WHAT IS NEEDED: Omit all pictures and give the records below again exactly as written.

(Saved entries)
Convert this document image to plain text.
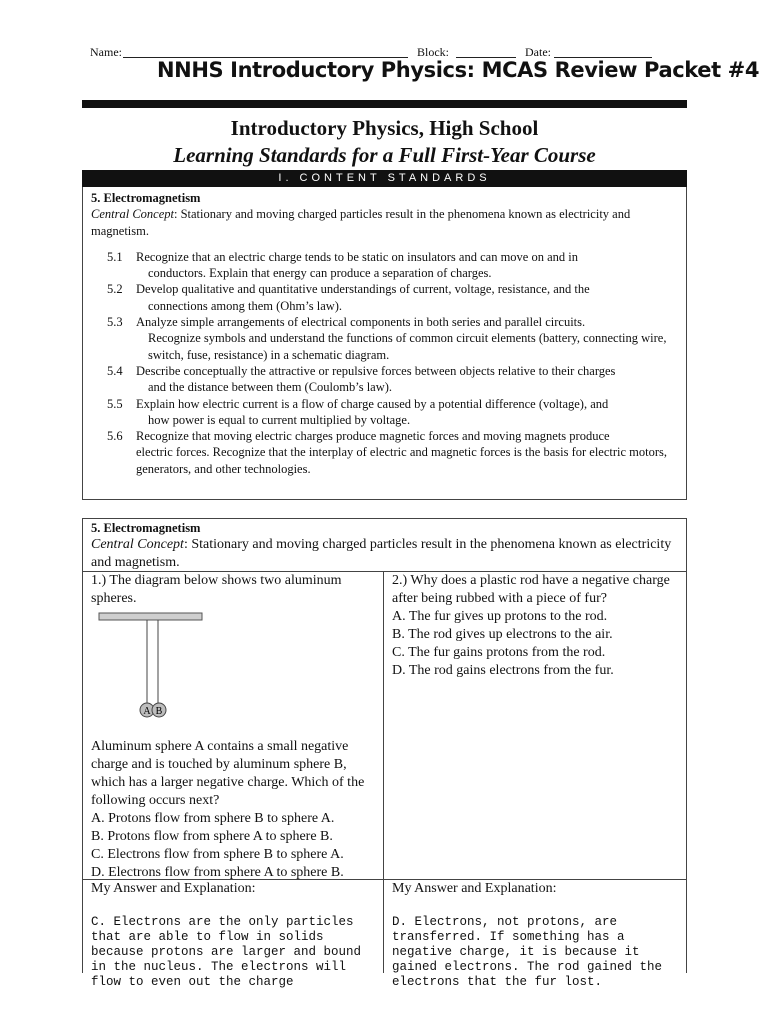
Name:	Block:	Date:
NNHS Introductory Physics: MCAS Review Packet #4
Introductory Physics, High School
Learning Standards for a Full First-Year Course
I. CONTENT STANDARDS
5. Electromagnetism
Central Concept: Stationary and moving charged particles result in the phenomena known as electricity and magnetism.
5.1 Recognize that an electric charge tends to be static on insulators and can move on and in
conductors. Explain that energy can produce a separation of charges.
5.2 Develop qualitative and quantitative understandings of current, voltage, resistance, and the
connections among them (Ohm’s law).
5.3 Analyze simple arrangements of electrical components in both series and parallel circuits.
Recognize symbols and understand the functions of common circuit elements (battery, connecting wire, switch, fuse, resistance) in a schematic diagram.
5.4 Describe conceptually the attractive or repulsive forces between objects relative to their charges
and the distance between them (Coulomb’s law).
5.5 Explain how electric current is a flow of charge caused by a potential difference (voltage), and
how power is equal to current multiplied by voltage.
5.6 Recognize that moving electric charges produce magnetic forces and moving magnets produce
electric forces. Recognize that the interplay of electric and magnetic forces is the basis for electric motors, generators, and other technologies.
5. Electromagnetism
Central Concept: Stationary and moving charged particles result in the phenomena known as electricity and magnetism.
1.) The diagram below shows two aluminum spheres.
A B
Aluminum sphere A contains a small negative charge and is touched by aluminum sphere B, which has a larger negative charge. Which of the following occurs next?
A. Protons flow from sphere B to sphere A.
B. Protons flow from sphere A to sphere B.
C. Electrons flow from sphere B to sphere A.
D. Electrons flow from sphere A to sphere B.
2.) Why does a plastic rod have a negative charge after being rubbed with a piece of fur?
A. The fur gives up protons to the rod.
B. The rod gives up electrons to the air.
C. The fur gains protons from the rod.
D. The rod gains electrons from the fur.
My Answer and Explanation:
C. Electrons are the only particles that are able to flow in solids because protons are larger and bound in the nucleus. The electrons will flow to even out the charge
My Answer and Explanation:
D. Electrons, not protons, are transferred. If something has a negative charge, it is because it gained electrons. The rod gained the electrons that the fur lost.
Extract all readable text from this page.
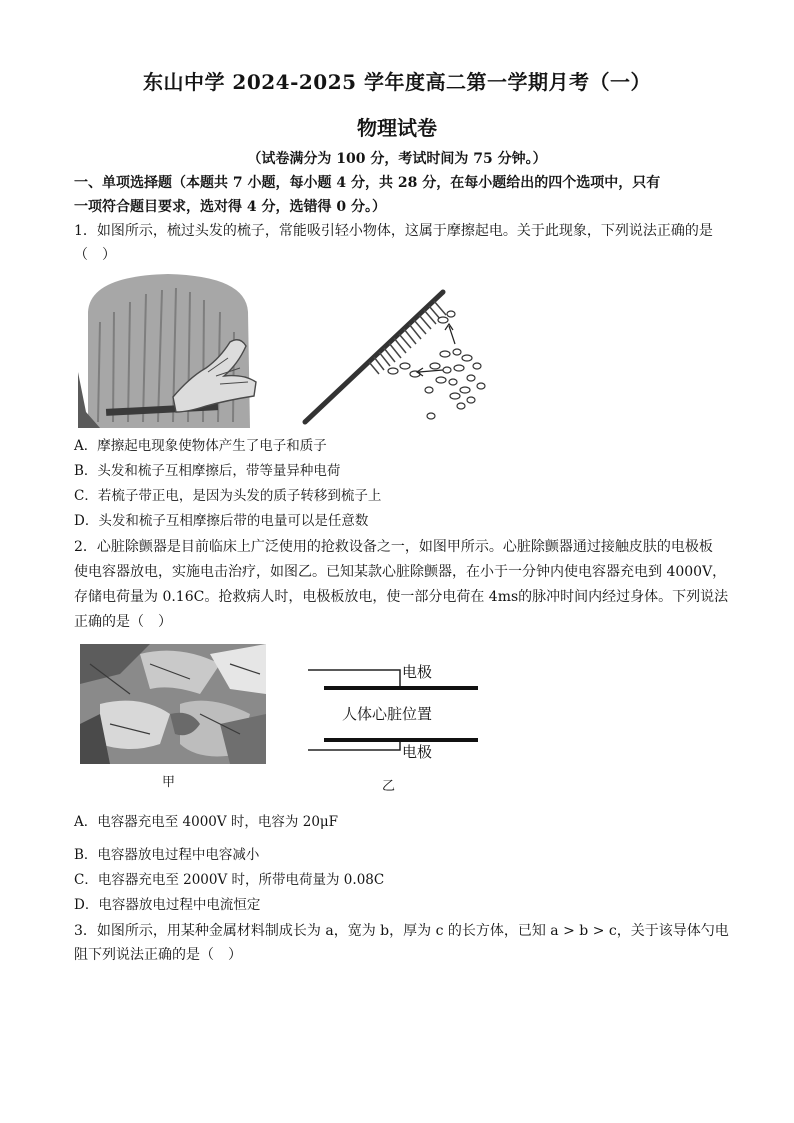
东山中学 2024-2025 学年度高二第一学期月考（一）
物理试卷
（试卷满分为 100 分，考试时间为 75 分钟。）
一、单项选择题（本题共 7 小题，每小题 4 分，共 28 分，在每小题给出的四个选项中，只有
一项符合题目要求，选对得 4 分，选错得 0 分。）
1．如图所示，梳过头发的梳子，常能吸引轻小物体，这属于摩擦起电。关于此现象，下列说法正确的是
（　）
A．摩擦起电现象使物体产生了电子和质子
B．头发和梳子互相摩擦后，带等量异种电荷
C．若梳子带正电，是因为头发的质子转移到梳子上
D．头发和梳子互相摩擦后带的电量可以是任意数
2．心脏除颤器是目前临床上广泛使用的抢救设备之一，如图甲所示。心脏除颤器通过接触皮肤的电极板
使电容器放电，实施电击治疗，如图乙。已知某款心脏除颤器，在小于一分钟内使电容器充电到 4000V，
存储电荷量为 0.16C。抢救病人时，电极板放电，使一部分电荷在 4ms的脉冲时间内经过身体。下列说法
正确的是（　）
甲
电极
人体心脏位置
电极
乙
A．电容器充电至 4000V 时，电容为 20μF
B．电容器放电过程中电容减小
C．电容器充电至 2000V 时，所带电荷量为 0.08C
D．电容器放电过程中电流恒定
3．如图所示，用某种金属材料制成长为 a，宽为 b，厚为 c 的长方体，已知 a > b > c，关于该导体勺电
阻下列说法正确的是（　）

EXPECTED OUTPUT:
Convert this document image to plain text.
Name:	Block:	Date:
NNHS Introductory Physics: MCAS Review Packet #4
Introductory Physics, High School
Learning Standards for a Full First-Year Course
I. CONTENT STANDARDS
5. Electromagnetism
Central Concept: Stationary and moving charged particles result in the phenomena known as electricity and magnetism.
5.1 Recognize that an electric charge tends to be static on insulators and can move on and in
conductors. Explain that energy can produce a separation of charges.
5.2 Develop qualitative and quantitative understandings of current, voltage, resistance, and the
connections among them (Ohm’s law).
5.3 Analyze simple arrangements of electrical components in both series and parallel circuits.
Recognize symbols and understand the functions of common circuit elements (battery, connecting wire, switch, fuse, resistance) in a schematic diagram.
5.4 Describe conceptually the attractive or repulsive forces between objects relative to their charges
and the distance between them (Coulomb’s law).
5.5 Explain how electric current is a flow of charge caused by a potential difference (voltage), and
how power is equal to current multiplied by voltage.
5.6 Recognize that moving electric charges produce magnetic forces and moving magnets produce
electric forces. Recognize that the interplay of electric and magnetic forces is the basis for electric motors, generators, and other technologies.
5. Electromagnetism
Central Concept: Stationary and moving charged particles result in the phenomena known as electricity and magnetism.
1.) The diagram below shows two aluminum spheres.
A B
Aluminum sphere A contains a small negative charge and is touched by aluminum sphere B, which has a larger negative charge. Which of the following occurs next?
A. Protons flow from sphere B to sphere A.
B. Protons flow from sphere A to sphere B.
C. Electrons flow from sphere B to sphere A.
D. Electrons flow from sphere A to sphere B.
2.) Why does a plastic rod have a negative charge after being rubbed with a piece of fur?
A. The fur gives up protons to the rod.
B. The rod gives up electrons to the air.
C. The fur gains protons from the rod.
D. The rod gains electrons from the fur.
My Answer and Explanation:
C. Electrons are the only particles that are able to flow in solids because protons are larger and bound in the nucleus. The electrons will flow to even out the charge
My Answer and Explanation:
D. Electrons, not protons, are transferred. If something has a negative charge, it is because it gained electrons. The rod gained the electrons that the fur lost.
Extract all readable text from this page.
东山中学 2024-2025 学年度高二第一学期月考（一）
物理试卷
（试卷满分为 100 分，考试时间为 75 分钟。）
一、单项选择题（本题共 7 小题，每小题 4 分，共 28 分，在每小题给出的四个选项中，只有
一项符合题目要求，选对得 4 分，选错得 0 分。）
1．如图所示，梳过头发的梳子，常能吸引轻小物体，这属于摩擦起电。关于此现象，下列说法正确的是
（　）
A．摩擦起电现象使物体产生了电子和质子
B．头发和梳子互相摩擦后，带等量异种电荷
C．若梳子带正电，是因为头发的质子转移到梳子上
D．头发和梳子互相摩擦后带的电量可以是任意数
2．心脏除颤器是目前临床上广泛使用的抢救设备之一，如图甲所示。心脏除颤器通过接触皮肤的电极板
使电容器放电，实施电击治疗，如图乙。已知某款心脏除颤器，在小于一分钟内使电容器充电到 4000V，
存储电荷量为 0.16C。抢救病人时，电极板放电，使一部分电荷在 4ms的脉冲时间内经过身体。下列说法
正确的是（　）
甲
电极
人体心脏位置
电极
乙
A．电容器充电至 4000V 时，电容为 20μF
B．电容器放电过程中电容减小
C．电容器充电至 2000V 时，所带电荷量为 0.08C
D．电容器放电过程中电流恒定
3．如图所示，用某种金属材料制成长为 a，宽为 b，厚为 c 的长方体，已知 a > b > c，关于该导体勺电
阻下列说法正确的是（　）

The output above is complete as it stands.